[WHAT THE TASK ASKS]:
Check each line of the entries below for the string "viņš"; copy every line where it appears.
*-*-*
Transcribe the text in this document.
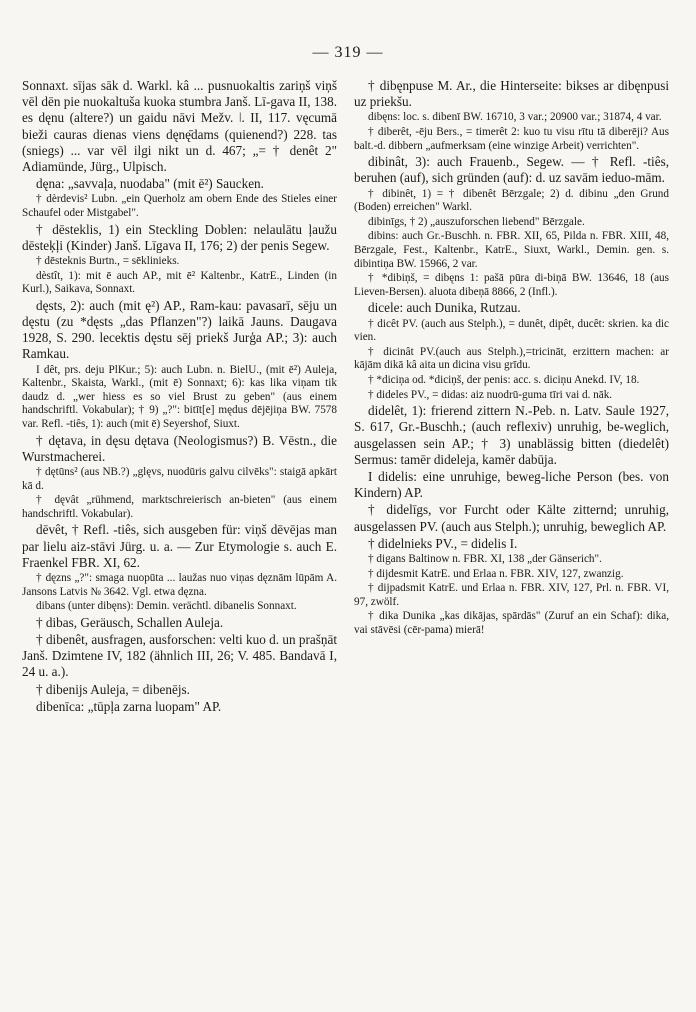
— 319 —

Sonnaxt. sījas sāk d. Warkl. kâ ... pusnuokaltis zariņš viņš vēl dēn pie nuokaltuša kuoka stumbra Janš. Lī-gava II, 138. es dęnu (altere?) un gaidu nāvi Mežv. ǀ. II, 117. vęcumā bieži cauras dienas viens dęnę̄dams (quienend?) 228. tas (sniegs) ... var vēl ilgi nikt un d. 467; „= † denêt 2" Adiamünde, Jürg., Ulpisch.

dęna: „savvaļa, nuodaba" (mit ē²) Saucken.

† dèrdevis² Lubn. „ein Querholz am obern Ende des Stieles einer Schaufel oder Mistgabel".

† dēsteklis, 1) ein Steckling Doblen: nelaulātu ļaužu dēsteķļi (Kinder) Janš. Līgava II, 176; 2) der penis Segew.

† dēsteknis Burtn., = sēklinieks.

dèstît, 1): mit ē auch AP., mit ē² Kaltenbr., KatrE., Linden (in Kurl.), Saikava, Sonnaxt.

dęsts, 2): auch (mit ę²) AP., Ram-kau: pavasarī, sēju un dęstu (zu *dęsts „das Pflanzen"?) laikā Jauns. Daugava 1928, S. 290. lecektis dęstu sēj priekš Jurģa AP.; 3): auch Ramkau.

I dêt, prs. deju PlKur.; 5): auch Lubn. n. BielU., (mit ē²) Auleja, Kaltenbr., Skaista, Warkl., (mit ē) Sonnaxt; 6): kas lika viņam tik daudz d. „wer hiess es so viel Brust zu geben" (aus einem handschriftl. Vokabular); † 9) „?": bitīt[e] mędus dējējiņa BW. 7578 var. Refl. -tiês, 1): auch (mit ē) Seyershof, Siuxt.

† dętava, in dęsu dętava (Neologismus?) B. Vēstn., die Wurstmacherei.

† dętūns² (aus NB.?) „glęvs, nuodūris galvu cilvēks": staigā apkārt kā d.

† dęvât „rühmend, marktschreierisch an-bieten" (aus einem handschriftl. Vokabular).

dēvêt, † Refl. -tiês, sich ausgeben für: viņš dēvējas man par lielu aiz-stāvi Jürg. u. a. — Zur Etymologie s. auch E. Fraenkel FBR. XI, 62.

† dęzns „?": smaga nuopūta ... laužas nuo viņas dęznām lūpām A. Jansons Latvis № 3642. Vgl. etwa dęzna.

dibans (unter dibęns): Demin. verächtl. dibanelis Sonnaxt.

† dibas, Geräusch, Schallen Auleja.

† dibenêt, ausfragen, ausforschen: velti kuo d. un prašņāt Janš. Dzimtene IV, 182 (ähnlich III, 26; V. 485. Bandavā I, 24 u. a.).

† dibenijs Auleja, = dibenējs.

dibenīca: „tūpļa zarna luopam" AP.

† dibęnpuse M. Ar., die Hinterseite: bikses ar dibęnpusi uz priekšu.

dibęns: loc. s. dibenī BW. 16710, 3 var.; 20900 var.; 31874, 4 var.

† diberêt, -ēju Bers., = timerêt 2: kuo tu visu rītu tā diberēji? Aus balt.-d. dibbern „aufmerksam (eine winzige Arbeit) verrichten".

dibinât, 3): auch Frauenb., Segew. — † Refl. -tiês, beruhen (auf), sich gründen (auf): d. uz savām ieduo-mām.

† dibinêt, 1) = † dibenêt Bērzgale; 2) d. dibinu „den Grund (Boden) erreichen" Warkl.

dibinīgs, † 2) „auszuforschen liebend" Bērzgale.

dibins: auch Gr.-Buschh. n. FBR. XII, 65, Pilda n. FBR. XIII, 48, Bērzgale, Fest., Kaltenbr., KatrE., Siuxt, Warkl., Demin. gen. s. dibintiņa BW. 15966, 2 var.

† *dibiņš, = dibęns 1: pašā pūra di-biņā BW. 13646, 18 (aus Lieven-Bersen). aluota dibeņā 8866, 2 (Infl.).

dicele: auch Dunika, Rutzau.

† dicêt PV. (auch aus Stelph.), = dunêt, dipêt, ducêt: skrien. ka dic vien.

† dicinât PV.(auch aus Stelph.),=tricināt, erzittern machen: ar kājām dikā kâ aita un dicina visu grīdu.

† *diciņa od. *diciņš, der penis: acc. s. diciņu Anekd. IV, 18.

† dideles PV., = didas: aiz nuodrū-guma tīri vai d. nāk.

didelêt, 1): frierend zittern N.-Peb. n. Latv. Saule 1927, S. 617, Gr.-Buschh.; (auch reflexiv) unruhig, be-weglich, ausgelassen sein AP.; † 3) unablässig bitten (diedelêt) Sermus: tamēr dideleja, kamēr dabūja.

I didelis: eine unruhige, beweg-liche Person (bes. von Kindern) AP.

† didelīgs, vor Furcht oder Kälte zitternd; unruhig, ausgelassen PV. (auch aus Stelph.); unruhig, beweglich AP.

† didelnieks PV., = didelis I.

† digans Baltinow n. FBR. XI, 138 „der Gänserich".

† dijdesmit KatrE. und Erlaa n. FBR. XIV, 127, zwanzig.

† dijpadsmit KatrE. und Erlaa n. FBR. XIV, 127, Prl. n. FBR. VI, 97, zwölf.

† dika Dunika „kas dikājas, spārdās" (Zuruf an ein Schaf): dika, vai stāvēsi (cēr-pama) mierā!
*-*-*
[FINAL RESULT]:
Sonnaxt. sījas sāk d. Warkl. kâ ... pusnuokaltis zariņš viņš vēl dēn pie nuokaltuša kuoka stumbra Janš. Lī-gava II, 138. es dęnu (altere?) un gaidu nāvi Mežv. ǀ. II, 117. vęcumā bieži cauras dienas viens dęnę̄dams (quienend?) 228. tas (sniegs) ... var vēl ilgi nikt un d. 467; „= † denêt 2" Adiamünde, Jürg., Ulpisch.
dēvêt, † Refl. -tiês, sich ausgeben für: viņš dēvējas man par lielu aiz-stāvi Jürg. u. a. — Zur Etymologie s. auch E. Fraenkel FBR. XI, 62.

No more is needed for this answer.